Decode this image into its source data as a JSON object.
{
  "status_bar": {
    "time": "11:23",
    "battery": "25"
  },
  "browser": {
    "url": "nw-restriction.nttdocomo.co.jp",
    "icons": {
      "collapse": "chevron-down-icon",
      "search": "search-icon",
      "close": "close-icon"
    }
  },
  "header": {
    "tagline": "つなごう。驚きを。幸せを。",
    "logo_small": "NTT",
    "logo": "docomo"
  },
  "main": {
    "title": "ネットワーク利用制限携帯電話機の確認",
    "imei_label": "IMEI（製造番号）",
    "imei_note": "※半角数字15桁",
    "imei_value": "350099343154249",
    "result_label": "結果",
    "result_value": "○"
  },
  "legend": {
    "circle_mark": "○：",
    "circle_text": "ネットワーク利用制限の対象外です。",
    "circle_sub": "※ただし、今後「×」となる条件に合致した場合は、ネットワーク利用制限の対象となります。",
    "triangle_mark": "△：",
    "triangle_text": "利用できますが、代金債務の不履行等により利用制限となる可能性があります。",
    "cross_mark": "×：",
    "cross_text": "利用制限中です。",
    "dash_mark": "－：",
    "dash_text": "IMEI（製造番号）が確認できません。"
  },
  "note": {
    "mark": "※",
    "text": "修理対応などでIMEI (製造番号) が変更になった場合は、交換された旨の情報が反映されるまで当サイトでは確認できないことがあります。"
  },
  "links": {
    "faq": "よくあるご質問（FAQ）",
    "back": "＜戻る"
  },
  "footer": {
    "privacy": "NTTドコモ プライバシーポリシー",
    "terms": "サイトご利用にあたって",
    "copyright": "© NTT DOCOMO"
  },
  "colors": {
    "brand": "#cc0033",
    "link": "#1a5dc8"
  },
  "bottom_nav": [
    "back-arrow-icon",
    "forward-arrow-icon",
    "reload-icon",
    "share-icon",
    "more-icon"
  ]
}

________________________

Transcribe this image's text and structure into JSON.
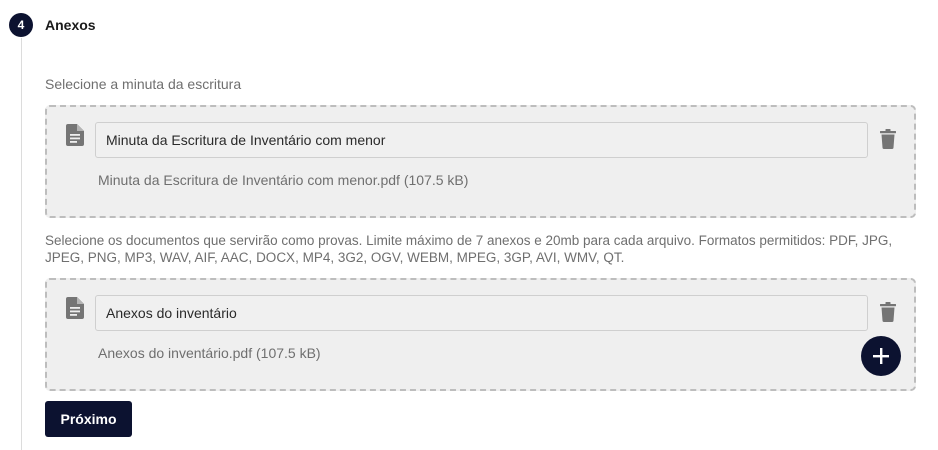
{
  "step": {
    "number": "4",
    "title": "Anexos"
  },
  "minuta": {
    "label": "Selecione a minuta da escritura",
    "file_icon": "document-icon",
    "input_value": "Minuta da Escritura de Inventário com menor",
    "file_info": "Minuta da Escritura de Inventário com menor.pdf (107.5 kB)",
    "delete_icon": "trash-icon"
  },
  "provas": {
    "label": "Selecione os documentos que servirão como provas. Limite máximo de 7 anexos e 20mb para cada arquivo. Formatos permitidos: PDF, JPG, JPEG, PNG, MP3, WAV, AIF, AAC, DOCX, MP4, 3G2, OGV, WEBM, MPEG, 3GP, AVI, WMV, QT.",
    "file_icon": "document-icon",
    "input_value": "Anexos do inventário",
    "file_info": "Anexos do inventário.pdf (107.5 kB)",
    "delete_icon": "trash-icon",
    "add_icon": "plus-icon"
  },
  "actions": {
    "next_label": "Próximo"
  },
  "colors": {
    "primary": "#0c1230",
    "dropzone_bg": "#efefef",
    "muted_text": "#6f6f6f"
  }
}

________________________

In the records above, how many lines contain the string "into"? State that number only.

▶ **ANSWER IN FULL**
2